__Given entries__
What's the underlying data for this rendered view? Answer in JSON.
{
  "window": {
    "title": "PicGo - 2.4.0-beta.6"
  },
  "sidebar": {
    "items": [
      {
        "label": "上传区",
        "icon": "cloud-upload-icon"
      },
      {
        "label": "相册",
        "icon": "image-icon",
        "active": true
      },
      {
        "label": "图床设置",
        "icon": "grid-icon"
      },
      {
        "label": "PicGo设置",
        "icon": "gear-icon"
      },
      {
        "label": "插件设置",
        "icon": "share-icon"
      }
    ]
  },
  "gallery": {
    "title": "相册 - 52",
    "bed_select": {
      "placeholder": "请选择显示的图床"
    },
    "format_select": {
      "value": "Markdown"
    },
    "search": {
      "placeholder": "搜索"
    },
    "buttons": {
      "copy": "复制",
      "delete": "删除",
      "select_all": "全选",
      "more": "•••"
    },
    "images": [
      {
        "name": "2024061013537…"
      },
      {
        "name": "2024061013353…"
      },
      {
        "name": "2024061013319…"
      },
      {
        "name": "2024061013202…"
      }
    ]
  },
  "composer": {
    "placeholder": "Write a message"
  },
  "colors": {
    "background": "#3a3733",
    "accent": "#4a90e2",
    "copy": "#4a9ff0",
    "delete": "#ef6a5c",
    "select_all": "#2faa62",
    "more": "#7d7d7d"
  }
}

__Problem__
Retype all of the entries precisely as they are.

__Answer for this exercise__
What's the underlying data for this rendered view? Answer in JSON.
{
  "window": {
    "title": "PicGo - 2.4.0-beta.6"
  },
  "sidebar": {
    "items": [
      {
        "label": "上传区",
        "icon": "cloud-upload-icon"
      },
      {
        "label": "相册",
        "icon": "image-icon",
        "active": true
      },
      {
        "label": "图床设置",
        "icon": "grid-icon"
      },
      {
        "label": "PicGo设置",
        "icon": "gear-icon"
      },
      {
        "label": "插件设置",
        "icon": "share-icon"
      }
    ]
  },
  "gallery": {
    "title": "相册 - 52",
    "bed_select": {
      "placeholder": "请选择显示的图床"
    },
    "format_select": {
      "value": "Markdown"
    },
    "search": {
      "placeholder": "搜索"
    },
    "buttons": {
      "copy": "复制",
      "delete": "删除",
      "select_all": "全选",
      "more": "•••"
    },
    "images": [
      {
        "name": "2024061013537…"
      },
      {
        "name": "2024061013353…"
      },
      {
        "name": "2024061013319…"
      },
      {
        "name": "2024061013202…"
      }
    ]
  },
  "composer": {
    "placeholder": "Write a message"
  },
  "colors": {
    "background": "#3a3733",
    "accent": "#4a90e2",
    "copy": "#4a9ff0",
    "delete": "#ef6a5c",
    "select_all": "#2faa62",
    "more": "#7d7d7d"
  }
}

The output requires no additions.